:: Supplied data ::
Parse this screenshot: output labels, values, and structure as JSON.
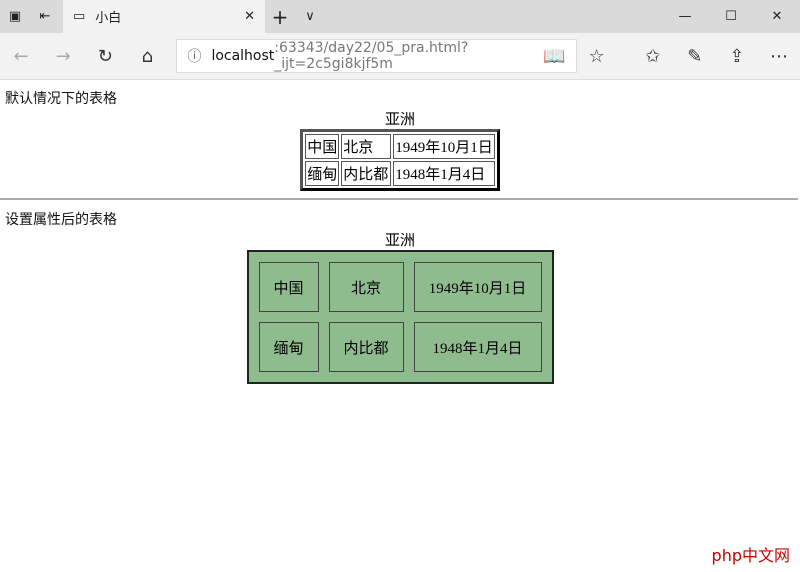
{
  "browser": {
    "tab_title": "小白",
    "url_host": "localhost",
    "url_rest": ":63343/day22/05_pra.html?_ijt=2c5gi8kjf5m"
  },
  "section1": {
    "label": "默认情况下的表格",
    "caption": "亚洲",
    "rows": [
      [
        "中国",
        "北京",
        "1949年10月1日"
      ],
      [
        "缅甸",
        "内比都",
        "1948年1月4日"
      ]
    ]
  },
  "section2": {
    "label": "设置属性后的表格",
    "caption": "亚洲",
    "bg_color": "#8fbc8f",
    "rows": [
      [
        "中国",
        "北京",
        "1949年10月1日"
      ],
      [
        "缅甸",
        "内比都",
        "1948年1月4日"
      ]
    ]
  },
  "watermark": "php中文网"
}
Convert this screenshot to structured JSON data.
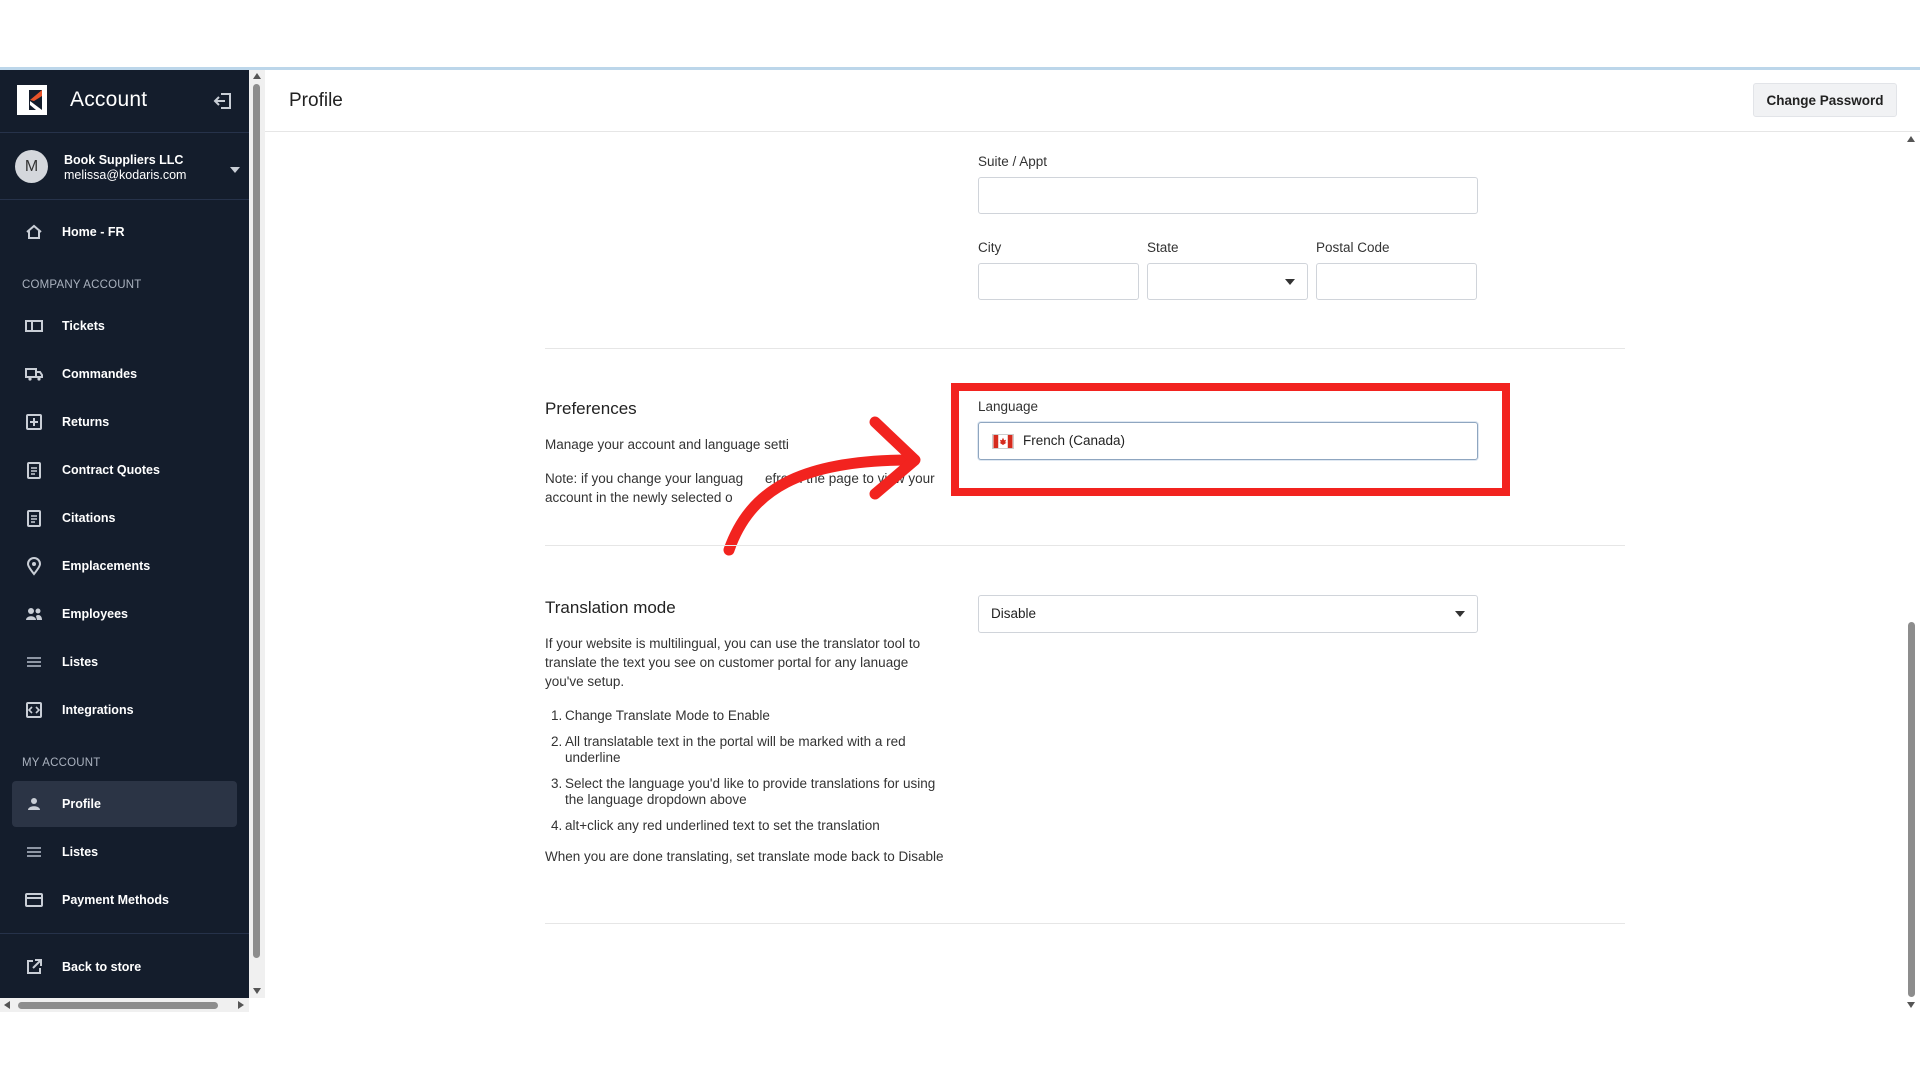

==

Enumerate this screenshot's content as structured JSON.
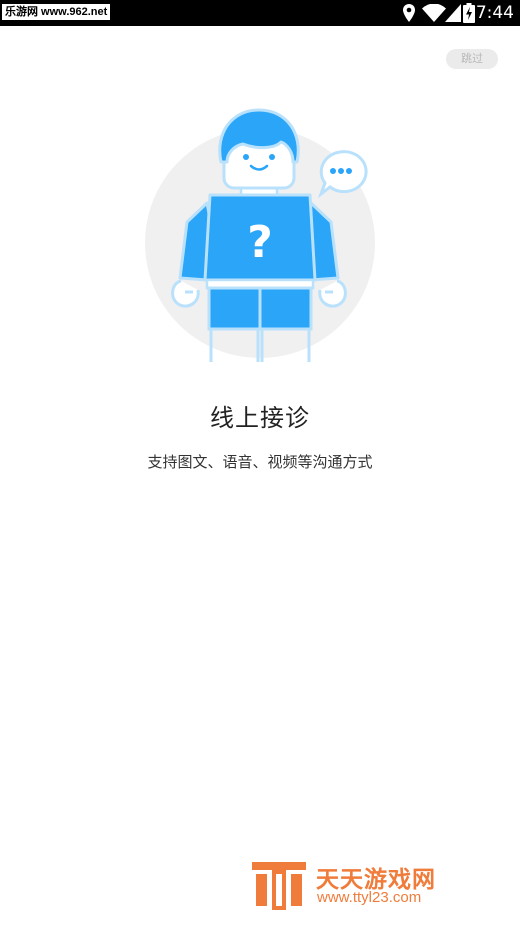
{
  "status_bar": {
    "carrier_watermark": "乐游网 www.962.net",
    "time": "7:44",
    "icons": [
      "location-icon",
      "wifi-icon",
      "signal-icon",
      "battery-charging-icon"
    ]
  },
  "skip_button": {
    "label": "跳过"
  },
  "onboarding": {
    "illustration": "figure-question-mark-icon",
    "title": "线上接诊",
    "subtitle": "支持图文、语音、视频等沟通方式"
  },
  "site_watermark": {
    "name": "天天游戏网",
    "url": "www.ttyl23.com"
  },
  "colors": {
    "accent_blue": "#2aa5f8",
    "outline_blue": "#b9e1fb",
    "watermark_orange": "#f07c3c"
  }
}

* * *

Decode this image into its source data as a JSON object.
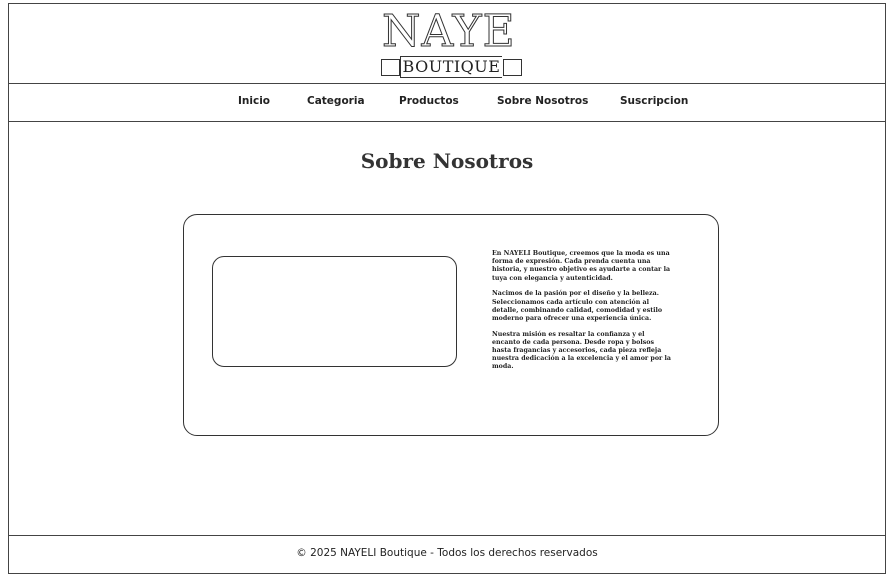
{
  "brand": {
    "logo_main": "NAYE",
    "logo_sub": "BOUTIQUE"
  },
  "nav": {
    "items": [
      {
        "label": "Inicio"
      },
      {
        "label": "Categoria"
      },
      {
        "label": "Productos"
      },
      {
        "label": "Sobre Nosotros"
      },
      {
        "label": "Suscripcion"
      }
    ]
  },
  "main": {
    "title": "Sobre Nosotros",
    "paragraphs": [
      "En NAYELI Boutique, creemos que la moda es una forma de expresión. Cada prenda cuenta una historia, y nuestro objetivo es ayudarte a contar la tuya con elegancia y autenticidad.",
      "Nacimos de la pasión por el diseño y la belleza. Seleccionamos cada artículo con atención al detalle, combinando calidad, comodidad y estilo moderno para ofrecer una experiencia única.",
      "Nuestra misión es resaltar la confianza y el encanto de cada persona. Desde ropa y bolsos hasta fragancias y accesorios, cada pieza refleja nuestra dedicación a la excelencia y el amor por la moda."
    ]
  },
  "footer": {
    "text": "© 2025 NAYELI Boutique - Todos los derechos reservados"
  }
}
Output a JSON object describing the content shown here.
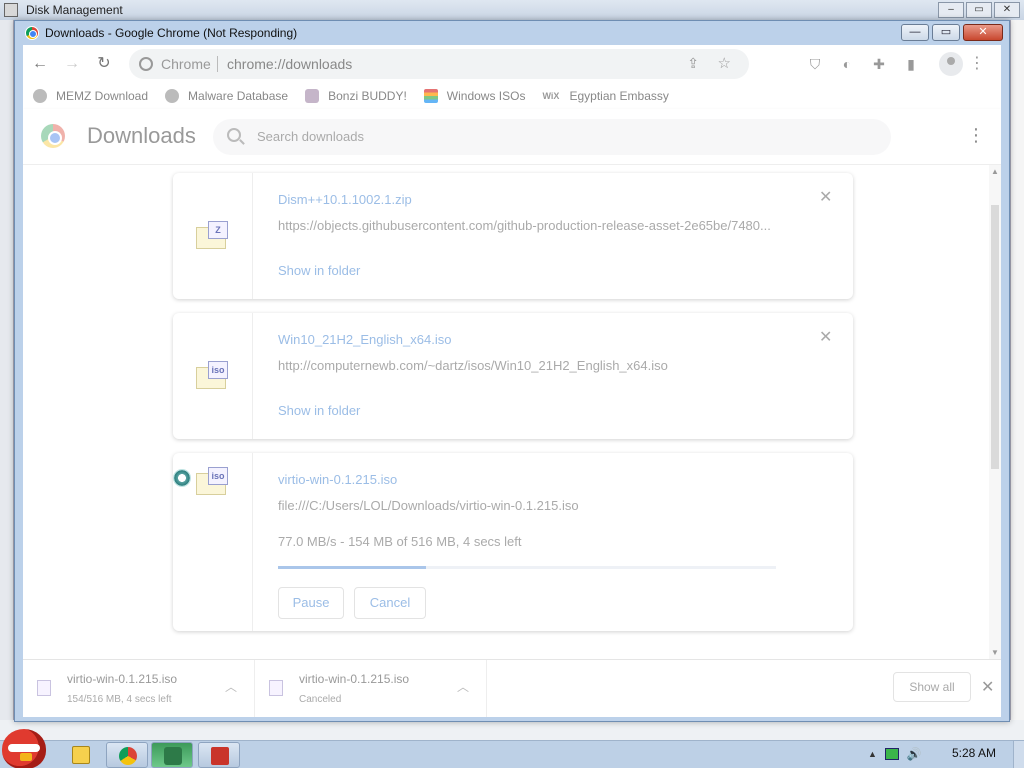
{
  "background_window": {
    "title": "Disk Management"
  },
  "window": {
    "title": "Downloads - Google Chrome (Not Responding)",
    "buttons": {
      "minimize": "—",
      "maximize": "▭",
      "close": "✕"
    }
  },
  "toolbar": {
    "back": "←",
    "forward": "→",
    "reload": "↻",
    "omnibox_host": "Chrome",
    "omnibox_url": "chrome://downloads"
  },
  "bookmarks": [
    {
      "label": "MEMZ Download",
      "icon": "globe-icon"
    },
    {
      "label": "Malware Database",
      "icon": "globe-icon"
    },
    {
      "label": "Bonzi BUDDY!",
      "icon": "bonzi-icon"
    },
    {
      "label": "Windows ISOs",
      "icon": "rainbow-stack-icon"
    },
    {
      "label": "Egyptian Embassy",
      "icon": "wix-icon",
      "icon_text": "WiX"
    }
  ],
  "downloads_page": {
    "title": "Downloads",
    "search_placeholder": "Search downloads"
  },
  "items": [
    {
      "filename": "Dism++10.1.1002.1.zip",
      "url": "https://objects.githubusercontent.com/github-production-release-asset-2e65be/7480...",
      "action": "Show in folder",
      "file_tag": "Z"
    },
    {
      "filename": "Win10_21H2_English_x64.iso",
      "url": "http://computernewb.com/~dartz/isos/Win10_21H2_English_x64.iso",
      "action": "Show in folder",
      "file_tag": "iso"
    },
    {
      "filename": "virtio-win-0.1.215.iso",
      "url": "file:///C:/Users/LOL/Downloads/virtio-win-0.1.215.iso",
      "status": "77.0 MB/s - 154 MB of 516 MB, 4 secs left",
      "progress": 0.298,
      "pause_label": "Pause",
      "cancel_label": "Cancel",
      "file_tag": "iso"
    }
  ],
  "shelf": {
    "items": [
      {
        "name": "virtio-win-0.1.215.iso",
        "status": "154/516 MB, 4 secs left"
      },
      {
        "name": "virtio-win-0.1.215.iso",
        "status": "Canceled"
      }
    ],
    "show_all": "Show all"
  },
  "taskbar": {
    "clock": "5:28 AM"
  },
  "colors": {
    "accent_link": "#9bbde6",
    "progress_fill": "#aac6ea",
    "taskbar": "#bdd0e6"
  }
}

:: Problem to work on ::
Pull out only the lines from the one with "Parse this screenshot: output" up to and including the one with "Convert this screenshot", and drop any pictures along the way.

:: Worked solution ::
Parse this screenshot: output labels, values, and structure as JSON.
{
  "browser": {
    "tab_title": "小白",
    "url_host": "localhost",
    "url_rest": ":63343/day22/05_pra.html?_ijt=2c5gi8kjf5m"
  },
  "section1": {
    "label": "默认情况下的表格",
    "caption": "亚洲",
    "rows": [
      [
        "中国",
        "北京",
        "1949年10月1日"
      ],
      [
        "缅甸",
        "内比都",
        "1948年1月4日"
      ]
    ]
  },
  "section2": {
    "label": "设置属性后的表格",
    "caption": "亚洲",
    "bg_color": "#8fbc8f",
    "rows": [
      [
        "中国",
        "北京",
        "1949年10月1日"
      ],
      [
        "缅甸",
        "内比都",
        "1948年1月4日"
      ]
    ]
  },
  "watermark": "php中文网"
}
Convert this screenshot to structured JSON data.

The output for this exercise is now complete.